_Work instructions_
**1)** In the post about estimating weights in D&D, roughly how much does an African elephant weigh?
**2)** Continue the post about estimating weights in D&D, starting after its last sentence.

_Document passage_
D&D (2024) Chaosmancer Martial Brews

Chaosmancer

Legend
I prefer to avoid any need to guess somethings weight.

For example, if I look at moose, I have no clue how much that would weigh. If I look at a ship, I have no clue how much that would way. Supposing someone can pick up an hurl a horse-drawn wagon or carriage. No clue.

I knew the elephant was somewhere in the tons, but couldnt say 1 or 10, and when I looked it up, it is often somewhere in between on average. I should not need to consult google or wikipedia each time a player lifts something! As a DM, I really want to avoid guessing weights.

I strongly recommend referring to carrying capacity by size, not weight.

This is why I have a little quick quide on the chart I use for this.

Here are some basic examples of weights of heavy things
Harley Motorcycle/Normal Horse ~500 to 600 lbs
A Bull ~1,000 lbs
An Oak Log the size of a person ~1,500 lbs
A Rhinocerous/Small Car ~3,000 to 4,000 lbs
African Elepahnt ~13,000 lbs

A moose? Probably weighs a bit more than a bull, but less than a massive log, so around 1.2K. And I don't need to be exactly precise, because things aren't exactly precise. Everything is a range anyways.

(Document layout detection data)
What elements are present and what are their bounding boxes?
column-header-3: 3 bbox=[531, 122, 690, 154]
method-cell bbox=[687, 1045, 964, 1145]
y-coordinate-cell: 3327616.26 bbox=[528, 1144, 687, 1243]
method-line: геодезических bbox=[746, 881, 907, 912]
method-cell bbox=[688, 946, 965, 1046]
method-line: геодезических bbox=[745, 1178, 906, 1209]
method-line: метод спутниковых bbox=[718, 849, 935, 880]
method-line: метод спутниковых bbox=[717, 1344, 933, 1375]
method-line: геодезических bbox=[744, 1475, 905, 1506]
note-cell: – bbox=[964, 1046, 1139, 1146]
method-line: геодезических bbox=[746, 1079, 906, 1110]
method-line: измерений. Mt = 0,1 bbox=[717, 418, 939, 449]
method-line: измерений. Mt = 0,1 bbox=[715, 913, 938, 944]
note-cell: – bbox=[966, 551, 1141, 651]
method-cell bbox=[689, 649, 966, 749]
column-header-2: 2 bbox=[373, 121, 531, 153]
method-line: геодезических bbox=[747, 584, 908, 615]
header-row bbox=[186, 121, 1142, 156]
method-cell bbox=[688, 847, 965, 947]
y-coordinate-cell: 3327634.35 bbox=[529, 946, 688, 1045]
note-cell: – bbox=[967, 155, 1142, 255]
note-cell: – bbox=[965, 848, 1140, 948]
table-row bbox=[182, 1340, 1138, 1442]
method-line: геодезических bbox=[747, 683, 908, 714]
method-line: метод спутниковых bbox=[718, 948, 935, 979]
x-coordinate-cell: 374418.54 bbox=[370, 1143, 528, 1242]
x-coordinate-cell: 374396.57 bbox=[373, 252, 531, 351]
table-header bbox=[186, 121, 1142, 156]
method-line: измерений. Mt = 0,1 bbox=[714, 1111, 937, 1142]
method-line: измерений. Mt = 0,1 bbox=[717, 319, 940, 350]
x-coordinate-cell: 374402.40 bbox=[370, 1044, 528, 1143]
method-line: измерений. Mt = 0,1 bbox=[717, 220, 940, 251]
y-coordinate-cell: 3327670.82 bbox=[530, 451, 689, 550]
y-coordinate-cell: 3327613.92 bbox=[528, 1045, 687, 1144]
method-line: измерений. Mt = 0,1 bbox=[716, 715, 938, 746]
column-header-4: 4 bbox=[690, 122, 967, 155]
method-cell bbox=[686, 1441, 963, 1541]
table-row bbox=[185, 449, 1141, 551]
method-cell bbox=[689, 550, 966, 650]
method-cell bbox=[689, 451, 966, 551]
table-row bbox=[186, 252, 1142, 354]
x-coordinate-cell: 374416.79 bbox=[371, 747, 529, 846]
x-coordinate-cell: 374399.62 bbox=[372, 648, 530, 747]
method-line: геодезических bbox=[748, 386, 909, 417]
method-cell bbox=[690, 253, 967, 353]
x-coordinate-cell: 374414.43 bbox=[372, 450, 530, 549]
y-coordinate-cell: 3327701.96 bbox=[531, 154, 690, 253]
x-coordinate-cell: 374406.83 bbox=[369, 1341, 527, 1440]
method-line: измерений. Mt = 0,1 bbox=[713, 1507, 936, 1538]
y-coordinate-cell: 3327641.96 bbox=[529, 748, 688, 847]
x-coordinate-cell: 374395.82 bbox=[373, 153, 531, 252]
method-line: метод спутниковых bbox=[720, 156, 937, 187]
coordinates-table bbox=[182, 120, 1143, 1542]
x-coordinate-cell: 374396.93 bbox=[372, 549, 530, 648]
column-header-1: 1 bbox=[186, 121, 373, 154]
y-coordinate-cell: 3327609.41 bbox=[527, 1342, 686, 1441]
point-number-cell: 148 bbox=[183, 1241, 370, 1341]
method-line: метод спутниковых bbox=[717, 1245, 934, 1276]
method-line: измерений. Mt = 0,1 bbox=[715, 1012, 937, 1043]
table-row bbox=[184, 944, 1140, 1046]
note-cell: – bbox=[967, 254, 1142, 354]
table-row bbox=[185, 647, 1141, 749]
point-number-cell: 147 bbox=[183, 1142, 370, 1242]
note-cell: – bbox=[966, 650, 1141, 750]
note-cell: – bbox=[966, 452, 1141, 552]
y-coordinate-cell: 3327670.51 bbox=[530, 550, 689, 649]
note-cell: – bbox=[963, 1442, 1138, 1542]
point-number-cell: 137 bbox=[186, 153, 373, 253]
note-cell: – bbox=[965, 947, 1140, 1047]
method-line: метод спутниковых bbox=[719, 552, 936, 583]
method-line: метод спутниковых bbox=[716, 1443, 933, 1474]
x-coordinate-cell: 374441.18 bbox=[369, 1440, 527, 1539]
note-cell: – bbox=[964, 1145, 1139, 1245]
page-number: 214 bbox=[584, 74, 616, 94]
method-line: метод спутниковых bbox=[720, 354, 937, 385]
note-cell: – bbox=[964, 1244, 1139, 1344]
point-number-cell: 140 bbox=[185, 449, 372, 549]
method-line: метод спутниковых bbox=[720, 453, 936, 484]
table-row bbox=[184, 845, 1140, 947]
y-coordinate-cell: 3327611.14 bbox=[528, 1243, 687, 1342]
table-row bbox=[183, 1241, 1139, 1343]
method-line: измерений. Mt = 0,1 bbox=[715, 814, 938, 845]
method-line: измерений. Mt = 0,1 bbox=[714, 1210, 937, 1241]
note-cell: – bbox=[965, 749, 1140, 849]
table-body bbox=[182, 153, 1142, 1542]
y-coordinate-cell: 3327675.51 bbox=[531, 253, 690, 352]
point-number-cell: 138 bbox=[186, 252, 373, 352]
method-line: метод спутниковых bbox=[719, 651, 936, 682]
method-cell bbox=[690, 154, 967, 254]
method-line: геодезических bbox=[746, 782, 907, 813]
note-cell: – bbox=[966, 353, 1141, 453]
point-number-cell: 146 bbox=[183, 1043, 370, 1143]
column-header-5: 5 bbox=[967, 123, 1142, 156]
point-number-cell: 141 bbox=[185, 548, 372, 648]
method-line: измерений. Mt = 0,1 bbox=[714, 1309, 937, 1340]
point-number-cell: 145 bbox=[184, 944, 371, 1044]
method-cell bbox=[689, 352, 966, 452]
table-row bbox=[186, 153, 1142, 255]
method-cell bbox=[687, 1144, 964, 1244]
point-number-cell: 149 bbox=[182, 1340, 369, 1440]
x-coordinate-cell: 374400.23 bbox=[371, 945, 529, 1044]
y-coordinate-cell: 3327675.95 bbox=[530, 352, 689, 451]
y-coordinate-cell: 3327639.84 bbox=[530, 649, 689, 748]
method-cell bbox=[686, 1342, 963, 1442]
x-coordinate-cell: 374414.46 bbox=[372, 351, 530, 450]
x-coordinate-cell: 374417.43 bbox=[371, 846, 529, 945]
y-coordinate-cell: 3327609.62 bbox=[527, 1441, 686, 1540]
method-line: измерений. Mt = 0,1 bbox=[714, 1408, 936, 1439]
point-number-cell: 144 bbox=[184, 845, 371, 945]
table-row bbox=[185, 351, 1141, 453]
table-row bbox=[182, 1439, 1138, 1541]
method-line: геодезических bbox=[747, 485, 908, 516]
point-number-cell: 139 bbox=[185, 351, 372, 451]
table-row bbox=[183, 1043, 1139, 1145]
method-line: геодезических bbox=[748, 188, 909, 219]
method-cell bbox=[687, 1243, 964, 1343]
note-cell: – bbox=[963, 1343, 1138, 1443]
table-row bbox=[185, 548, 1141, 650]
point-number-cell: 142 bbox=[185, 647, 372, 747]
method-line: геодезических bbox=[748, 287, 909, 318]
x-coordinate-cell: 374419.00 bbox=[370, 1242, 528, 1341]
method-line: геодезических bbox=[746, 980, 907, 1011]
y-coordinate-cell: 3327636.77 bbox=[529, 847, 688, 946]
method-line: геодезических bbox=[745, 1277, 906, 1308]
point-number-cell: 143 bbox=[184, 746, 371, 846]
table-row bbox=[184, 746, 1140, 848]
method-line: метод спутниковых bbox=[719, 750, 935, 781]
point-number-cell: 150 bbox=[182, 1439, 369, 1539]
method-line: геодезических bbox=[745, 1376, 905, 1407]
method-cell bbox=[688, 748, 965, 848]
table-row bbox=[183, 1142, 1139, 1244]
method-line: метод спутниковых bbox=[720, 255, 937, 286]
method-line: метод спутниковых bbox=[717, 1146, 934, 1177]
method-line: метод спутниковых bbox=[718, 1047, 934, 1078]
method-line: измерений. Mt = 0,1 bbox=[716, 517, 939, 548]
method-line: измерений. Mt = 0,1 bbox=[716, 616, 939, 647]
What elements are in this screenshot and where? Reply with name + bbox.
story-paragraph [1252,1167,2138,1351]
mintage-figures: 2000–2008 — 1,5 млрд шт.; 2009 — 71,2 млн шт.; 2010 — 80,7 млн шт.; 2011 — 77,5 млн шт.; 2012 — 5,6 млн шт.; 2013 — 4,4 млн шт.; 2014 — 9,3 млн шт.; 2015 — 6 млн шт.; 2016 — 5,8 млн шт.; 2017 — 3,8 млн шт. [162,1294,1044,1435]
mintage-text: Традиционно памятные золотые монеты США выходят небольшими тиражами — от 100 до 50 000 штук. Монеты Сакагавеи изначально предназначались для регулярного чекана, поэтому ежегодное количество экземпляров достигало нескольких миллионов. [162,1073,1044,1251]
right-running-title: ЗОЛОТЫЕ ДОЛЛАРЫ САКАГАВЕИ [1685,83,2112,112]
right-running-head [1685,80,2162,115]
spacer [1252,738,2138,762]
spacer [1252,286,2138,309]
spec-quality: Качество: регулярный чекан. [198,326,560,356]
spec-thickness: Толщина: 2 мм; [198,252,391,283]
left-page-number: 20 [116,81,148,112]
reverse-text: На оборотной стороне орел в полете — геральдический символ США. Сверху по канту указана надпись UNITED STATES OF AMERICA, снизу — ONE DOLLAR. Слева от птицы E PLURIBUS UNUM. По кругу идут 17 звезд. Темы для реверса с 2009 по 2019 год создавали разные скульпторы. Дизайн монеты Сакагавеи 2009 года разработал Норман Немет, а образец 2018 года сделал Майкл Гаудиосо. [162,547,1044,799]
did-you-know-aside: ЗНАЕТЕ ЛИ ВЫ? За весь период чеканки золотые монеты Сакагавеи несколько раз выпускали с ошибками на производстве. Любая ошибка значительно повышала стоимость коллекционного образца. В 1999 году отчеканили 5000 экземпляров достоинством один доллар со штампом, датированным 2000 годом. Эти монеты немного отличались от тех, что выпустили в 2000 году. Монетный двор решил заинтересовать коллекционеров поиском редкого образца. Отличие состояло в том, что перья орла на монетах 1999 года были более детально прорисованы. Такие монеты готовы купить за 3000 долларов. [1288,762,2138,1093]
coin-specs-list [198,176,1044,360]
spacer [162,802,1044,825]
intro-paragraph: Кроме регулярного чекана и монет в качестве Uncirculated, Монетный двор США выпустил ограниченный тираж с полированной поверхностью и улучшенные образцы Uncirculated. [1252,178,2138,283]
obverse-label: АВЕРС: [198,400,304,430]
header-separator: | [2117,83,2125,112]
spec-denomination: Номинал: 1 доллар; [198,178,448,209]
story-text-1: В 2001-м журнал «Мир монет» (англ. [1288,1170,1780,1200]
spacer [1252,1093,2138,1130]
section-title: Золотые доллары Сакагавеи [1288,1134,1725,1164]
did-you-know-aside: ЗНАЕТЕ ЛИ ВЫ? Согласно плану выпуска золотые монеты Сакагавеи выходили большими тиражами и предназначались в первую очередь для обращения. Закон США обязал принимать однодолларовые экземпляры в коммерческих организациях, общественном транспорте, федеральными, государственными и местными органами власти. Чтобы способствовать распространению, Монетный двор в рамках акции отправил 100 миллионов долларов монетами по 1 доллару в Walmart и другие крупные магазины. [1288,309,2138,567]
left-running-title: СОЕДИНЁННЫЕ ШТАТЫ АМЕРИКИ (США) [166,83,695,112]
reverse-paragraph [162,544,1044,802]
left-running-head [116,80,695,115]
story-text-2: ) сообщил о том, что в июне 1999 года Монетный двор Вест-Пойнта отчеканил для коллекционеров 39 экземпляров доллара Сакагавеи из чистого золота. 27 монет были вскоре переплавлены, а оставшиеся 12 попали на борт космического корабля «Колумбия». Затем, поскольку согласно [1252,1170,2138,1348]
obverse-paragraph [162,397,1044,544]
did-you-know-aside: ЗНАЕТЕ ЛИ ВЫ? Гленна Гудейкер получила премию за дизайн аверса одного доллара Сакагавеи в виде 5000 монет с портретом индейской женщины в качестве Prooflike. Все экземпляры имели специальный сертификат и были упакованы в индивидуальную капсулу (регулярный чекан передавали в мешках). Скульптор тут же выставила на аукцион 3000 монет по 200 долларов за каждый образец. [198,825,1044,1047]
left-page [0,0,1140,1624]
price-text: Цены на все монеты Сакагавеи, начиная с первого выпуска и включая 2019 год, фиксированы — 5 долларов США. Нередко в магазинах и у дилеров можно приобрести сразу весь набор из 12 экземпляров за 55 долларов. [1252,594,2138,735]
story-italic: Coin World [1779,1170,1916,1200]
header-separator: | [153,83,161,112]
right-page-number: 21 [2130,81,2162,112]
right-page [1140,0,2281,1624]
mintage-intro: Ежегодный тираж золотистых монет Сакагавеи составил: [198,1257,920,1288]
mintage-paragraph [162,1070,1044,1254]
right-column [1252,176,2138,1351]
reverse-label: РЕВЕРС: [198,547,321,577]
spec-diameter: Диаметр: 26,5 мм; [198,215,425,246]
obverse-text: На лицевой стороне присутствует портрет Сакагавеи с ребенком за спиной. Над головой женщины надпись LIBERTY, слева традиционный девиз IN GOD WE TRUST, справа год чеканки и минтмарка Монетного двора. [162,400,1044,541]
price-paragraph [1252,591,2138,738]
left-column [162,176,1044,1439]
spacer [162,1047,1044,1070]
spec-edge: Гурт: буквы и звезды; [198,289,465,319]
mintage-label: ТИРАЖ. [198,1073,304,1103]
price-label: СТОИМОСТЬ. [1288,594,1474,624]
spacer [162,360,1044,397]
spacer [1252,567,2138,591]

_Responses to the exercise_
**1)** About 13,000 lbs.

**2)**
So typically:

A creature can carry one size less without encumbrance.

A powerful build can carry the same size without encumbrance.

"Giant Strength" means the ability to carry a Large or Huge load, without encumbrance.

An elephant can be Huge, a whale can be Gargantuan.

Even for irregular loads, like solid metal that might be 50 times heavier, it is more useful to say something like "load as if three sizes larger"

Sure, you could do that. But it ends up having bizarre conotations. A hay bale is large, so if I say a character can carry a large load, they can carry anything from a mattress, to a hay bale, to a cow, to a statue of a cow. But then they need to do something like hold upon an iron gate. Well.... the gate is huge, but they aren't moving it? Well how strong are they? I don't know. because the range is by size, but we don't think about moving things based on their size, but their size and weight.

Your system has some ease of use viability, but it doesn't give me anything to work with for feats that are not directly lifting and carrying around a specific object. The player wants to push over a pillar... can they? Well, if I have some idea of how strong they are, how much force they can exert, I could answer that far more easily.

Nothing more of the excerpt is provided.